Problem to work on: Please rewrite the lines from the first one through the line with "answer-window-2 (212, 1216, 272, 1276)", replacing each "house-window" with "building-window" and leaving everything else unchanged.

[Layout dataset entries]
***
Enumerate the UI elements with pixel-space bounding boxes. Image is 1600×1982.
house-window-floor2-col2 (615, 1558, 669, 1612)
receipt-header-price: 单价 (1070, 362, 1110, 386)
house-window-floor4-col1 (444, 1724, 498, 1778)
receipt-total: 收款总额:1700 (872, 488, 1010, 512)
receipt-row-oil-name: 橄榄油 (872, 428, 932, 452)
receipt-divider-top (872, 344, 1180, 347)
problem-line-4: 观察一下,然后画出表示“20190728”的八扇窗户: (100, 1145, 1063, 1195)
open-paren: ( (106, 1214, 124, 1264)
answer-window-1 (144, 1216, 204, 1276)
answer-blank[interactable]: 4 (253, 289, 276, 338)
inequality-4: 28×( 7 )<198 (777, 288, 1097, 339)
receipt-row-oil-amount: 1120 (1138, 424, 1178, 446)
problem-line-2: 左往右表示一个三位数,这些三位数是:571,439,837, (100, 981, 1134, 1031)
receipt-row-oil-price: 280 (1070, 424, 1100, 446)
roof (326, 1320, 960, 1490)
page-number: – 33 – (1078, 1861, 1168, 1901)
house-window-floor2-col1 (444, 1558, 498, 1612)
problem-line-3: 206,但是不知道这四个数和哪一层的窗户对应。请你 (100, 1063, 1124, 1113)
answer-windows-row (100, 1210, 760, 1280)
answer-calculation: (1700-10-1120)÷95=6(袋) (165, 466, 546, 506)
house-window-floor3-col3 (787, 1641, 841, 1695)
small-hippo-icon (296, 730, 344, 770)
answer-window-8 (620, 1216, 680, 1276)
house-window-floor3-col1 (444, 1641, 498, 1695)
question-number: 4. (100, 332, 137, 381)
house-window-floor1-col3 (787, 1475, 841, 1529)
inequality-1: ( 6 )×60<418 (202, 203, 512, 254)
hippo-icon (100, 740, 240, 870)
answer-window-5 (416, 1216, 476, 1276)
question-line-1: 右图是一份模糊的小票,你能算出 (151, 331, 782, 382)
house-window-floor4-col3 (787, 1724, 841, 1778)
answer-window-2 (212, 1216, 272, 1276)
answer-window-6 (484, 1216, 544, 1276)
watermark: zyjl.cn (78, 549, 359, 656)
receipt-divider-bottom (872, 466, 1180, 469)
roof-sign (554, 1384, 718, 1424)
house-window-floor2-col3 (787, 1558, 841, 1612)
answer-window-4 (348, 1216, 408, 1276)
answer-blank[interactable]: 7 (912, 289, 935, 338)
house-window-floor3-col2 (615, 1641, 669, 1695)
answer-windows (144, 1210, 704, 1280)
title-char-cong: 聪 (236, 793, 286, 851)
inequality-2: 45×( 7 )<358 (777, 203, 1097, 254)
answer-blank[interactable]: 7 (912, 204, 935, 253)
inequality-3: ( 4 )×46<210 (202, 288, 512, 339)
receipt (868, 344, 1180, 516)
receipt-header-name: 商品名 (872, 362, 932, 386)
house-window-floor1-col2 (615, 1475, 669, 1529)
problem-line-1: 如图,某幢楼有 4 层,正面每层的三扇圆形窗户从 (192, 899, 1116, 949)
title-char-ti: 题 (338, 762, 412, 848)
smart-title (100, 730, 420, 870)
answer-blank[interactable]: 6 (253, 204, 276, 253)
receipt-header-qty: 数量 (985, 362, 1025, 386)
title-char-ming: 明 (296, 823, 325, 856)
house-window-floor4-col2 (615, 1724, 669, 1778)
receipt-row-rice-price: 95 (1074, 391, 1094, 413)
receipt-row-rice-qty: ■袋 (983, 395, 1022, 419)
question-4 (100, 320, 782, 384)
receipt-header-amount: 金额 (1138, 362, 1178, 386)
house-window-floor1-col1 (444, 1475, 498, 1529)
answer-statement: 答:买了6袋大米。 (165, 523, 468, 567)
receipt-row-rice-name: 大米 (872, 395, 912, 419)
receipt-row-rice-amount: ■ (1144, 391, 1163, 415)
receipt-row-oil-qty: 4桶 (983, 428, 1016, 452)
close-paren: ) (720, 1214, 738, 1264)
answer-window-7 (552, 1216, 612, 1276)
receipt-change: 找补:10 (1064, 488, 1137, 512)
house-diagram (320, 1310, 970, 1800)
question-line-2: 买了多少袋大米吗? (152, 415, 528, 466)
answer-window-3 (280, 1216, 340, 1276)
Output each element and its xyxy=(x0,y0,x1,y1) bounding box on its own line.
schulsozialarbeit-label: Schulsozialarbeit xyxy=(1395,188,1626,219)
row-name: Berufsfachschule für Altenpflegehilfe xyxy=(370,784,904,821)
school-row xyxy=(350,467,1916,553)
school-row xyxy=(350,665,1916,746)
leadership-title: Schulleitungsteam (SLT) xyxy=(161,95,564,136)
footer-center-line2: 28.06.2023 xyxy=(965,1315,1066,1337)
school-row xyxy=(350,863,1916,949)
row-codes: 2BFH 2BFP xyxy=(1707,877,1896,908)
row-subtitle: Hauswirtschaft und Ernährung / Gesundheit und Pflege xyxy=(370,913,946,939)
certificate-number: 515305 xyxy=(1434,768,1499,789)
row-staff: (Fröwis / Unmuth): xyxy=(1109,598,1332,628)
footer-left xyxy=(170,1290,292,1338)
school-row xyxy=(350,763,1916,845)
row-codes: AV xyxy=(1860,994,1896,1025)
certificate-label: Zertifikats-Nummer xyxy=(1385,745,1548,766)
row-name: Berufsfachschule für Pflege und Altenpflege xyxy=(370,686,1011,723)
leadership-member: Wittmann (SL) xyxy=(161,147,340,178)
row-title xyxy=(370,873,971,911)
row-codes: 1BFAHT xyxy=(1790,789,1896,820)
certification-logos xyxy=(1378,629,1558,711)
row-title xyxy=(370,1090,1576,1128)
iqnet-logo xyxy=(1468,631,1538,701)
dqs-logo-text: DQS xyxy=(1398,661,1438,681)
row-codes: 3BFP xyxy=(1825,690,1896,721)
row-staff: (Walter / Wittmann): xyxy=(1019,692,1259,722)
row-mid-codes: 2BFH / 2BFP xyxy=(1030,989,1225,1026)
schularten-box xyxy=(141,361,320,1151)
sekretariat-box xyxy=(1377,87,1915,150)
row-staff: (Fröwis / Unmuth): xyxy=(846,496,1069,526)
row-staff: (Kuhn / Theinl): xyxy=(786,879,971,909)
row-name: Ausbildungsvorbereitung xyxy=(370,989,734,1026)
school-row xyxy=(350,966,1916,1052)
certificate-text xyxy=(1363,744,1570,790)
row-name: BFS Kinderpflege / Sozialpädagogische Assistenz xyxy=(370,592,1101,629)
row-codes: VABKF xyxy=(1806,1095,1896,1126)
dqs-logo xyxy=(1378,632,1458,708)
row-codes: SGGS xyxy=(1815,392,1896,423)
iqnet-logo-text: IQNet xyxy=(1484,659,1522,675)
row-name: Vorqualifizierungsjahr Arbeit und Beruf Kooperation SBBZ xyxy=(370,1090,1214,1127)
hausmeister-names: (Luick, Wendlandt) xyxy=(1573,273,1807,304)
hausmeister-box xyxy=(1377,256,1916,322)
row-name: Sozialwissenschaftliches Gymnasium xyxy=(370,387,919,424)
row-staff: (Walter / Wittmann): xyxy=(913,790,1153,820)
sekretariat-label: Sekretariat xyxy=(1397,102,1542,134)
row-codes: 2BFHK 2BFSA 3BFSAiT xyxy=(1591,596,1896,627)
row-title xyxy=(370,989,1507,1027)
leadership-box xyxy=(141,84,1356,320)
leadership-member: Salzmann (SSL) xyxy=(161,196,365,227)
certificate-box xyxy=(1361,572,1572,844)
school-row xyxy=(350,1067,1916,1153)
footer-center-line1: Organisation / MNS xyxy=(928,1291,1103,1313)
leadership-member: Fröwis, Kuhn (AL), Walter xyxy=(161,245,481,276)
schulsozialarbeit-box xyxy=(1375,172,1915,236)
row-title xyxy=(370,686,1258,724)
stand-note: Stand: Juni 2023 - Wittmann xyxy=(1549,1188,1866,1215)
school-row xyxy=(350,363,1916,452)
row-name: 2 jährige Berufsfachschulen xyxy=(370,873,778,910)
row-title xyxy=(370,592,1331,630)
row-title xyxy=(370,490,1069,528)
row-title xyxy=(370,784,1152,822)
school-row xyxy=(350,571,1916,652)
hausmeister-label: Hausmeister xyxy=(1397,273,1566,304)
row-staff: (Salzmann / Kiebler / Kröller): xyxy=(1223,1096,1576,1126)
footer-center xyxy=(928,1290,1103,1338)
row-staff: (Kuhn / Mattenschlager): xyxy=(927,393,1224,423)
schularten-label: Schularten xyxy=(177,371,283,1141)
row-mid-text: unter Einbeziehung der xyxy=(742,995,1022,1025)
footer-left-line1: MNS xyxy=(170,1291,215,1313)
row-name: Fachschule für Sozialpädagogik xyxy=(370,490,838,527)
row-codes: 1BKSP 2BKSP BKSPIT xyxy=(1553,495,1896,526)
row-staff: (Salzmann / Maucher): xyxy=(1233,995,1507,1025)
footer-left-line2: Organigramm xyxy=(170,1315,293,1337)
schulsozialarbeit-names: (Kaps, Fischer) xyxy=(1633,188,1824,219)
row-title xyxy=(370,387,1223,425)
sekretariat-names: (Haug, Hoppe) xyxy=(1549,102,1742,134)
***
Response to this task:
Enumerate the UI elements with pixel-space bounding boxes. Image is 1600×1982.
building-window-floor2-col2 (615, 1558, 669, 1612)
receipt-header-price: 单价 (1070, 362, 1110, 386)
building-window-floor4-col1 (444, 1724, 498, 1778)
receipt-total: 收款总额:1700 (872, 488, 1010, 512)
receipt-row-oil-name: 橄榄油 (872, 428, 932, 452)
receipt-divider-top (872, 344, 1180, 347)
problem-line-4: 观察一下,然后画出表示“20190728”的八扇窗户: (100, 1145, 1063, 1195)
open-paren: ( (106, 1214, 124, 1264)
answer-window-1 (144, 1216, 204, 1276)
answer-blank[interactable]: 4 (253, 289, 276, 338)
inequality-4: 28×( 7 )<198 (777, 288, 1097, 339)
receipt-row-oil-amount: 1120 (1138, 424, 1178, 446)
problem-line-2: 左往右表示一个三位数,这些三位数是:571,439,837, (100, 981, 1134, 1031)
receipt-row-oil-price: 280 (1070, 424, 1100, 446)
roof (326, 1320, 960, 1490)
page-number: – 33 – (1078, 1861, 1168, 1901)
building-window-floor2-col1 (444, 1558, 498, 1612)
problem-line-3: 206,但是不知道这四个数和哪一层的窗户对应。请你 (100, 1063, 1124, 1113)
answer-windows-row (100, 1210, 760, 1280)
answer-calculation: (1700-10-1120)÷95=6(袋) (165, 466, 546, 506)
building-window-floor3-col3 (787, 1641, 841, 1695)
small-hippo-icon (296, 730, 344, 770)
answer-window-8 (620, 1216, 680, 1276)
building-window-floor3-col1 (444, 1641, 498, 1695)
question-number: 4. (100, 332, 137, 381)
building-window-floor1-col3 (787, 1475, 841, 1529)
inequality-1: ( 6 )×60<418 (202, 203, 512, 254)
hippo-icon (100, 740, 240, 870)
answer-window-5 (416, 1216, 476, 1276)
question-line-1: 右图是一份模糊的小票,你能算出 (151, 331, 782, 382)
building-window-floor4-col3 (787, 1724, 841, 1778)
answer-window-2 (212, 1216, 272, 1276)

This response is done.